++++ Records for the exercise
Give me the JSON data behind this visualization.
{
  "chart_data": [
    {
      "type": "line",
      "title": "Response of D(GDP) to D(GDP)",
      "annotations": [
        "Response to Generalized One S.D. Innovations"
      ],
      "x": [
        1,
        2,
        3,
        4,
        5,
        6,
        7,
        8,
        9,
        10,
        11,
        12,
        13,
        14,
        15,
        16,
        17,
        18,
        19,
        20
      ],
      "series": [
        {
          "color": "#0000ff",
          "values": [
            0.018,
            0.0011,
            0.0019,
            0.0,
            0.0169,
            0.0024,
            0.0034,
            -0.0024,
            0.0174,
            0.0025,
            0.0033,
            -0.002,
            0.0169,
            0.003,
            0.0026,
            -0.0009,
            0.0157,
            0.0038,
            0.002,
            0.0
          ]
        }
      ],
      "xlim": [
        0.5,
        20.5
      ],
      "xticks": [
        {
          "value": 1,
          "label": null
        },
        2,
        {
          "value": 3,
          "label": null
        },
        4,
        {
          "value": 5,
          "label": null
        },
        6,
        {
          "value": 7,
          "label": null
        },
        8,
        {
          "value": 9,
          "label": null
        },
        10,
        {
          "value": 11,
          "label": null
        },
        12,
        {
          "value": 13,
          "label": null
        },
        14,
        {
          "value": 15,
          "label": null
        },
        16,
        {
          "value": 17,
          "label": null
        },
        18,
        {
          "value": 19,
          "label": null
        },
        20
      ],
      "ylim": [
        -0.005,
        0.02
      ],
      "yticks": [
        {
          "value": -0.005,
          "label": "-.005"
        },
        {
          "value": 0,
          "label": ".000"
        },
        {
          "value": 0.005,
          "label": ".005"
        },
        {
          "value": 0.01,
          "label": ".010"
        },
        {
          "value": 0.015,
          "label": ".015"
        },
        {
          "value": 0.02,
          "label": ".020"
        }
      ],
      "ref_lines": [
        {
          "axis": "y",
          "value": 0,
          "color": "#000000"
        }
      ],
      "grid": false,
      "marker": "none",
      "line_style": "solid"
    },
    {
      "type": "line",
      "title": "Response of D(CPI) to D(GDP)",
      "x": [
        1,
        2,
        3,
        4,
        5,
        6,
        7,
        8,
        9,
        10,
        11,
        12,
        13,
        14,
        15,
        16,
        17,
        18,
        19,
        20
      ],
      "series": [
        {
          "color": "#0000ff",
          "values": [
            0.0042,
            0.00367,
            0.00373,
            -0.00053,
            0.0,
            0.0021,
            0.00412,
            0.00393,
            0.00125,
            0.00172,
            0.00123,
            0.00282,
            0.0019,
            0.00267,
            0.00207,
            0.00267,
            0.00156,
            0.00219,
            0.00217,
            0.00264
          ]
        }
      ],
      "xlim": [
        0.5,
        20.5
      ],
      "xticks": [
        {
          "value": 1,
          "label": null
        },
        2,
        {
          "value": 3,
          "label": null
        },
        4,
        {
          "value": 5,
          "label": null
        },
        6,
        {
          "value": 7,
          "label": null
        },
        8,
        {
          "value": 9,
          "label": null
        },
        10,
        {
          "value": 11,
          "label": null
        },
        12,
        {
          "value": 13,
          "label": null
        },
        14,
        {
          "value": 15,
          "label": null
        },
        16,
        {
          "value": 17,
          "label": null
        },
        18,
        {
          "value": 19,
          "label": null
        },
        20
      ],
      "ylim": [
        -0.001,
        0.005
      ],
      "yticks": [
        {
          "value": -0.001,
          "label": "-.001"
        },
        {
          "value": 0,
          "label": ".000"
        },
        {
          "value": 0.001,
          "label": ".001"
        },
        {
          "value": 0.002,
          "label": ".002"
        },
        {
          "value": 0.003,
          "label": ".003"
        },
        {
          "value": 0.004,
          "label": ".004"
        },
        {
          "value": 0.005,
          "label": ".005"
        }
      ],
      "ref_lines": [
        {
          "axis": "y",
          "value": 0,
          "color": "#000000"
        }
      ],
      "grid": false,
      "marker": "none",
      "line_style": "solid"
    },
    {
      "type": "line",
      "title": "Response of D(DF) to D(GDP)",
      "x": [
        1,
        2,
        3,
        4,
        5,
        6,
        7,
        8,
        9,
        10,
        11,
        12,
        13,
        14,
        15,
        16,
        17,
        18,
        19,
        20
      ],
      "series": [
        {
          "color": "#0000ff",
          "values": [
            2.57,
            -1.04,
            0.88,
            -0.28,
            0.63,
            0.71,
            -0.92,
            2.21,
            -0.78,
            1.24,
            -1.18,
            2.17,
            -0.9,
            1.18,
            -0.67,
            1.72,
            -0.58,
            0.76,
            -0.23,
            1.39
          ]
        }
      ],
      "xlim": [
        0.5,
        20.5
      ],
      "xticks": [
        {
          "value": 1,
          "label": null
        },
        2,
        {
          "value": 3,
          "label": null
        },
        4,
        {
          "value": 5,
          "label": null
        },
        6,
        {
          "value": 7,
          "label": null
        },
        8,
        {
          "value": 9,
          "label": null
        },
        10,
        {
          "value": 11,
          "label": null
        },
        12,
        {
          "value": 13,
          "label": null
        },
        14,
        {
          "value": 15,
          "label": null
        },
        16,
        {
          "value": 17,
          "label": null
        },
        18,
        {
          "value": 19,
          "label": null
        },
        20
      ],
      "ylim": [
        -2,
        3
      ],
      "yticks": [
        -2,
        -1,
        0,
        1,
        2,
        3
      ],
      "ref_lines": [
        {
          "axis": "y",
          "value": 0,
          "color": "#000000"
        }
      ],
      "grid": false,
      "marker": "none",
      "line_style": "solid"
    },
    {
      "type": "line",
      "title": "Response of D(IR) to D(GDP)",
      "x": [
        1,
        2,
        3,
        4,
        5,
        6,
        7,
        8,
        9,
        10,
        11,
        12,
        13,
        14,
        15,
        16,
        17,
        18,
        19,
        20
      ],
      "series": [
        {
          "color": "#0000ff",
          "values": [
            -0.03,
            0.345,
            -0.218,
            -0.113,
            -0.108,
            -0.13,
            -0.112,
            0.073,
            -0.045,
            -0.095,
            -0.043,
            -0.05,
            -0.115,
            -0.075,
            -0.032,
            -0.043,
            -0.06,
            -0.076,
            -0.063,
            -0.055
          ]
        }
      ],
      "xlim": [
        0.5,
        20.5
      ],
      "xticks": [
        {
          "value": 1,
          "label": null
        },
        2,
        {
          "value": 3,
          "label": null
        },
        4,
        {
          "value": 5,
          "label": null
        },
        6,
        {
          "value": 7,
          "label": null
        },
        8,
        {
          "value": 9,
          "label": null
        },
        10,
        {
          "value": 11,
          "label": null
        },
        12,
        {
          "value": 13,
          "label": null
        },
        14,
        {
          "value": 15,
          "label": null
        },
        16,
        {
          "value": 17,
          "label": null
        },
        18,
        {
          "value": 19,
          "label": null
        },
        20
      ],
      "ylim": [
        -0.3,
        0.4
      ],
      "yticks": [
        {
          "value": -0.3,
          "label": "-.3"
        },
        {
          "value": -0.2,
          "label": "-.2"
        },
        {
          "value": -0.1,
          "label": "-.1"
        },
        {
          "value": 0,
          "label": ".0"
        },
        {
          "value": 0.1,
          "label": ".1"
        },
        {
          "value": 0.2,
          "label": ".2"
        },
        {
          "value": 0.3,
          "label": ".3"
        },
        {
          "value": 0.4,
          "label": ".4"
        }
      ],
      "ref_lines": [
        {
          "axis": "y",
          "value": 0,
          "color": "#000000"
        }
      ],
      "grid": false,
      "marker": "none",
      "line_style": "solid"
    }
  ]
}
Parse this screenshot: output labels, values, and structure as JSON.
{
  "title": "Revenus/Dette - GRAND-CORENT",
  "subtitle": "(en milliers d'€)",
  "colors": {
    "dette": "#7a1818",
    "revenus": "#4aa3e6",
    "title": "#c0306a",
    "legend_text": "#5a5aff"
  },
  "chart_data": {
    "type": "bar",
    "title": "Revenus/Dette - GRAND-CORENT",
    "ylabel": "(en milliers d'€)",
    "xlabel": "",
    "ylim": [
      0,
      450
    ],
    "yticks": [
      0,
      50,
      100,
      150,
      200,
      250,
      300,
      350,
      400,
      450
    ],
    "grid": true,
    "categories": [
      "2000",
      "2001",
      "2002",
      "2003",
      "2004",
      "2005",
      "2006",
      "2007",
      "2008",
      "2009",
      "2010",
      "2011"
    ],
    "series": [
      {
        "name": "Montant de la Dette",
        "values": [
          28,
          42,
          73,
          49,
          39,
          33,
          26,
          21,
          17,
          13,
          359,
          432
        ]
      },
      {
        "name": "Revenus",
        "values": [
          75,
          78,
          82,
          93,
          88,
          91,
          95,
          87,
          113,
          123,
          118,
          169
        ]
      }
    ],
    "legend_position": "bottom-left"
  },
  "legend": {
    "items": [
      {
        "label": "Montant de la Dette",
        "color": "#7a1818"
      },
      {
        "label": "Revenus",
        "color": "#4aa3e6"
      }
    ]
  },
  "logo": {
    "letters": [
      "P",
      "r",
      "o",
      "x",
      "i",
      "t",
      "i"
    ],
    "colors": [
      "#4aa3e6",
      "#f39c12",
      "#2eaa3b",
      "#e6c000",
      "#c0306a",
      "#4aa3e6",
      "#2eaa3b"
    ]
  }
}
++++++++
- _Set exercise_
In the listing above, find the line containing "Parse this screenshot: output" and please quote exactly that line through the last one, and no other lines.

- _Result of this task_
Parse this screenshot: output labels, values, and structure as JSON.
{
  "title": "Revenus/Dette - GRAND-CORENT",
  "subtitle": "(en milliers d'€)",
  "colors": {
    "dette": "#7a1818",
    "revenus": "#4aa3e6",
    "title": "#c0306a",
    "legend_text": "#5a5aff"
  },
  "chart_data": {
    "type": "bar",
    "title": "Revenus/Dette - GRAND-CORENT",
    "ylabel": "(en milliers d'€)",
    "xlabel": "",
    "ylim": [
      0,
      450
    ],
    "yticks": [
      0,
      50,
      100,
      150,
      200,
      250,
      300,
      350,
      400,
      450
    ],
    "grid": true,
    "categories": [
      "2000",
      "2001",
      "2002",
      "2003",
      "2004",
      "2005",
      "2006",
      "2007",
      "2008",
      "2009",
      "2010",
      "2011"
    ],
    "series": [
      {
        "name": "Montant de la Dette",
        "values": [
          28,
          42,
          73,
          49,
          39,
          33,
          26,
          21,
          17,
          13,
          359,
          432
        ]
      },
      {
        "name": "Revenus",
        "values": [
          75,
          78,
          82,
          93,
          88,
          91,
          95,
          87,
          113,
          123,
          118,
          169
        ]
      }
    ],
    "legend_position": "bottom-left"
  },
  "legend": {
    "items": [
      {
        "label": "Montant de la Dette",
        "color": "#7a1818"
      },
      {
        "label": "Revenus",
        "color": "#4aa3e6"
      }
    ]
  },
  "logo": {
    "letters": [
      "P",
      "r",
      "o",
      "x",
      "i",
      "t",
      "i"
    ],
    "colors": [
      "#4aa3e6",
      "#f39c12",
      "#2eaa3b",
      "#e6c000",
      "#c0306a",
      "#4aa3e6",
      "#2eaa3b"
    ]
  }
}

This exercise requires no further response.